■ Task details:
Count how many lines below contain the word "content", then give that number alone.

START

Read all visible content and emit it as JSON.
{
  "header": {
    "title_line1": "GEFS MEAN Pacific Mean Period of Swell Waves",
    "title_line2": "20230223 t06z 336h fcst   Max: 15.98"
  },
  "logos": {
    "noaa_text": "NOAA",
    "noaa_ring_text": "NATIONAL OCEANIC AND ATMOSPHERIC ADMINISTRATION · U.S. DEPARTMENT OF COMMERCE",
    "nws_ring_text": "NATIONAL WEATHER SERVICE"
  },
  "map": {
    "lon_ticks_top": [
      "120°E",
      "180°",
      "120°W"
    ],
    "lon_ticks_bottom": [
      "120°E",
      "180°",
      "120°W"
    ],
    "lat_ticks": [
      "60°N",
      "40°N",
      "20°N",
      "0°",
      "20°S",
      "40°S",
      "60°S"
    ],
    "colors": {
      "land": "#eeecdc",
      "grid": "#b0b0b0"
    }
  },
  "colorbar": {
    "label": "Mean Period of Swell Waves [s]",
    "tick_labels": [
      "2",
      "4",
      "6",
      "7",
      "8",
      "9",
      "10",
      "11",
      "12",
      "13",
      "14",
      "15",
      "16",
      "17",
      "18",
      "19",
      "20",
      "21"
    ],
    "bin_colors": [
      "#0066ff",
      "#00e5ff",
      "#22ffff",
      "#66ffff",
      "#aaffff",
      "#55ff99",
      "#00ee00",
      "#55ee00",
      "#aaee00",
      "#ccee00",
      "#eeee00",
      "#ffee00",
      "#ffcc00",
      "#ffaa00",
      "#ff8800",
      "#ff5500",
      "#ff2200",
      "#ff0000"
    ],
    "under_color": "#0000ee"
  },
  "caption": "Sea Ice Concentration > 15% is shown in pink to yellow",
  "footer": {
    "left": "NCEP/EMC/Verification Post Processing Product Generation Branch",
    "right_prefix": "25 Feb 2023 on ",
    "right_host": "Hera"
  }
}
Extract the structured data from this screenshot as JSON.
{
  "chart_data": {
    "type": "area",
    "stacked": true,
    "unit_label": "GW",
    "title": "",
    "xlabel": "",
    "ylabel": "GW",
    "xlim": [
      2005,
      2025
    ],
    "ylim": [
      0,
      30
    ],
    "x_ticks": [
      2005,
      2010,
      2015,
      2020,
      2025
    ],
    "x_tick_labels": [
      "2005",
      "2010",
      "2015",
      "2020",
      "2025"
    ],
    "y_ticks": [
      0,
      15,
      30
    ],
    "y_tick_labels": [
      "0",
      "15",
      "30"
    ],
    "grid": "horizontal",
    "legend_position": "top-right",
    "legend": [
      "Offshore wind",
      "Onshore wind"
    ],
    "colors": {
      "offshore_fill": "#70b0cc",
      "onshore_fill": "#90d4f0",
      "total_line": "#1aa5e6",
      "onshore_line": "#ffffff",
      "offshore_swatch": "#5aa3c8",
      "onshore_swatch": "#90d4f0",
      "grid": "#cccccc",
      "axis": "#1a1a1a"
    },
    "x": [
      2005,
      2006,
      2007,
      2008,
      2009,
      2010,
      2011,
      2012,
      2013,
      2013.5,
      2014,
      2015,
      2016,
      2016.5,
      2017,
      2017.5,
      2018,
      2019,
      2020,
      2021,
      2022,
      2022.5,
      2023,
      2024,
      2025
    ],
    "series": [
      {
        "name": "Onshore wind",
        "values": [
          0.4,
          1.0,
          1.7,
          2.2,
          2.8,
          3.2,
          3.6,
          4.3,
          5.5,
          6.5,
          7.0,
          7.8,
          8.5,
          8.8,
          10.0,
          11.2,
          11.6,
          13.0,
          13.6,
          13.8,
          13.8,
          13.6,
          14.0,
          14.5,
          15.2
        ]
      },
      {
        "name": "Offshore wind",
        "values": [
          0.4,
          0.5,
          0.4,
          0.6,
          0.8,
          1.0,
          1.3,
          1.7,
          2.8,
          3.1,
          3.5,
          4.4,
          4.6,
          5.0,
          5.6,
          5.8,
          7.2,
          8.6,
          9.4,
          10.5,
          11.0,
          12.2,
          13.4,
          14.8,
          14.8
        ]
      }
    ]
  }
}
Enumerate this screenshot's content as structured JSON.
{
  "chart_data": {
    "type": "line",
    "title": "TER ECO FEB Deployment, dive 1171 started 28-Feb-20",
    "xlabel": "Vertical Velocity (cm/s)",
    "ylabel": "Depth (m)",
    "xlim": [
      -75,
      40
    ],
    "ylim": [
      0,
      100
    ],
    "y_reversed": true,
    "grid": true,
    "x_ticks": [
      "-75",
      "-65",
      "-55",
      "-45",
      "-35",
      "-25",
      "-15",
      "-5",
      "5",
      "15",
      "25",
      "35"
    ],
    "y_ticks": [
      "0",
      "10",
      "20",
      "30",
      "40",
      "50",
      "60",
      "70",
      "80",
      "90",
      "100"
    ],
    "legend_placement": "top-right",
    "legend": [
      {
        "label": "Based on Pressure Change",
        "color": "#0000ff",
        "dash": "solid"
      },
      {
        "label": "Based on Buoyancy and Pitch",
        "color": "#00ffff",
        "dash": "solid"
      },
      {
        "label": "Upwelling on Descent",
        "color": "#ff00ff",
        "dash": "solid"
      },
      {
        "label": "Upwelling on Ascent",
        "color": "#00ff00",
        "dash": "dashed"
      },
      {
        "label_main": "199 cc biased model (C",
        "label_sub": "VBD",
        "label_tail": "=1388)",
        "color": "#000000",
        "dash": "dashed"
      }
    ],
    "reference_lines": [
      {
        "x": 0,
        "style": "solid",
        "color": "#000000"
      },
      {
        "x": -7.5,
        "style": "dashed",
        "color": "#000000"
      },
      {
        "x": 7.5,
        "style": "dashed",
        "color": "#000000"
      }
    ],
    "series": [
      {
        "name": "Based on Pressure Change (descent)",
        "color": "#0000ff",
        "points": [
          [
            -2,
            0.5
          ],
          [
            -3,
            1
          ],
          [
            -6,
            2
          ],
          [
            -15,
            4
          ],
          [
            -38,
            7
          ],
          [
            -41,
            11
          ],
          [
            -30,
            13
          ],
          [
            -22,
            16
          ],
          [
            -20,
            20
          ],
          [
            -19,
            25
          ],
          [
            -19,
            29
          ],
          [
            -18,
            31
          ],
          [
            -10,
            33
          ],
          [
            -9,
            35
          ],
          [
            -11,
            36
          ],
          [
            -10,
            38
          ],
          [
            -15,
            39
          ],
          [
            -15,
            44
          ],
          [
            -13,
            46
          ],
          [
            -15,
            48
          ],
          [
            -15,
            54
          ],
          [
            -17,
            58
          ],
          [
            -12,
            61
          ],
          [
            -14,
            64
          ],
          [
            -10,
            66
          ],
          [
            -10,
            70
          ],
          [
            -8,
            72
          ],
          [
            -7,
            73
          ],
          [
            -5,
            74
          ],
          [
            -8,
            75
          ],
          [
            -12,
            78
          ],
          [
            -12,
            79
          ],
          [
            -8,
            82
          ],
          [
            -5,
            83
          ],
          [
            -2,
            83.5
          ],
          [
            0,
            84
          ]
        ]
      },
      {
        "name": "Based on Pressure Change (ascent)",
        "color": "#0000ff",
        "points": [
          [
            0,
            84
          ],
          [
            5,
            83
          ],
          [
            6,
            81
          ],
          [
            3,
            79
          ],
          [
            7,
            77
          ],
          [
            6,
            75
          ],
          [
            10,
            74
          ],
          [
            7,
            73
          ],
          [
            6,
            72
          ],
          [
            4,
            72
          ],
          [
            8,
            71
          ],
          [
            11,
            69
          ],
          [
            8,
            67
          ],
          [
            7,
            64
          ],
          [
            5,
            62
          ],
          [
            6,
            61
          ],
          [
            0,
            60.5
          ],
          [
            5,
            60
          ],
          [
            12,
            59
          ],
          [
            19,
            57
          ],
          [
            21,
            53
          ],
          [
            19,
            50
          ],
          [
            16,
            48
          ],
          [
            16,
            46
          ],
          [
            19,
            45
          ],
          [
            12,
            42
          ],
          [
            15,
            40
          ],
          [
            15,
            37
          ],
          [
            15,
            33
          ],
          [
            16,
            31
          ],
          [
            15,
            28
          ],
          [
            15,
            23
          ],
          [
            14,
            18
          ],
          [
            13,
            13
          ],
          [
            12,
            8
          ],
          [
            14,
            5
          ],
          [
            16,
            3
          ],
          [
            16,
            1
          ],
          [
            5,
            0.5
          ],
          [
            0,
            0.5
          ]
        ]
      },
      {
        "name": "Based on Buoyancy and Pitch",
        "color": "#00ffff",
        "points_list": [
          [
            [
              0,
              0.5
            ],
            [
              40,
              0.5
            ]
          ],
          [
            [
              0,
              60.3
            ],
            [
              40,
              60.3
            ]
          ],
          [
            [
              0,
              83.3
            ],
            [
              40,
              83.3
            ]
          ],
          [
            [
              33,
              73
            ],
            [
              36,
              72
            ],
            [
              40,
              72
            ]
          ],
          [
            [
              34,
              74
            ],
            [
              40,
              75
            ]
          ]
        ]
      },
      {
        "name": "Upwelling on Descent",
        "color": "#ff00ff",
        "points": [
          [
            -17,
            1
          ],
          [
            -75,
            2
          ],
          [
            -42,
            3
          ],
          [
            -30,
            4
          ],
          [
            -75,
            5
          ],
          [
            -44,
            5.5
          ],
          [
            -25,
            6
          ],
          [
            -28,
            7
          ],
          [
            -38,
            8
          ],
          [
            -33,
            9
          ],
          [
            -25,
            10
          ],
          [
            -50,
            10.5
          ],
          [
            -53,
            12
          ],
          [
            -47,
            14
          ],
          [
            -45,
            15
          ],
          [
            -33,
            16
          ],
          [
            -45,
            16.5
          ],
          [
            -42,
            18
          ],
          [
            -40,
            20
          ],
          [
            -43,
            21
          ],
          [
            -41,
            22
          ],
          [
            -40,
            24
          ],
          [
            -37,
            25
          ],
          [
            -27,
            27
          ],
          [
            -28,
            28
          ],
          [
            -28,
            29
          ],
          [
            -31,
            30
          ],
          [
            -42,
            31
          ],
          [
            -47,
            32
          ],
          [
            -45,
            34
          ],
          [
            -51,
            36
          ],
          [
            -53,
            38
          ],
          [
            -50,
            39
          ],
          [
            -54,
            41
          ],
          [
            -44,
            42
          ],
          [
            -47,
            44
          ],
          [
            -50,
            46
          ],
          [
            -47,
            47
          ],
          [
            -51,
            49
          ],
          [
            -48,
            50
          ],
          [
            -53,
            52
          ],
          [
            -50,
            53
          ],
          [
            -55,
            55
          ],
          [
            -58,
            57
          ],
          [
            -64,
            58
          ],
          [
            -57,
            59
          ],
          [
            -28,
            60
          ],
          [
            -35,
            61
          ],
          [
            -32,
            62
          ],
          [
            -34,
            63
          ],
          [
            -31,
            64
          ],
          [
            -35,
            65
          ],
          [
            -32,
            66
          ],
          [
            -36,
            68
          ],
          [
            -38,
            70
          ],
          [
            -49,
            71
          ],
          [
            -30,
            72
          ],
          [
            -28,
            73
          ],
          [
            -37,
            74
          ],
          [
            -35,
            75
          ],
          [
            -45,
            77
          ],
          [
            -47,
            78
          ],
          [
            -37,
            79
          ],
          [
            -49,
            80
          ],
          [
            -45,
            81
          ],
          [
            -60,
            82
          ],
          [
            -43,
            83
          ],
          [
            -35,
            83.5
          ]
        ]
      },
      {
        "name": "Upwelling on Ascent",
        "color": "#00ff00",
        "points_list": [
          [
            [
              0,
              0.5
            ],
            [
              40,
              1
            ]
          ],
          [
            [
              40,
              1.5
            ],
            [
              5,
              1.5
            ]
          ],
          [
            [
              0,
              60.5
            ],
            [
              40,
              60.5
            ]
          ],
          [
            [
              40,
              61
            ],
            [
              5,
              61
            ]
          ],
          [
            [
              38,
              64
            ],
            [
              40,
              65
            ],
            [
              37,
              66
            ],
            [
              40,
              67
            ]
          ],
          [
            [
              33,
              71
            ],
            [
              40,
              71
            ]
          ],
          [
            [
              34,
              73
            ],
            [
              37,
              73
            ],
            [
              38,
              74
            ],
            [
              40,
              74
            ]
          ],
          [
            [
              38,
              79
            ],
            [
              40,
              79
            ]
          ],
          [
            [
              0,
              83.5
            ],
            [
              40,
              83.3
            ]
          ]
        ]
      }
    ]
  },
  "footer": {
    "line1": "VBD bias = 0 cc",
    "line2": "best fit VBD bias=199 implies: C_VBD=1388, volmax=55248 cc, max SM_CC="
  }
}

END

■ Right answer:
2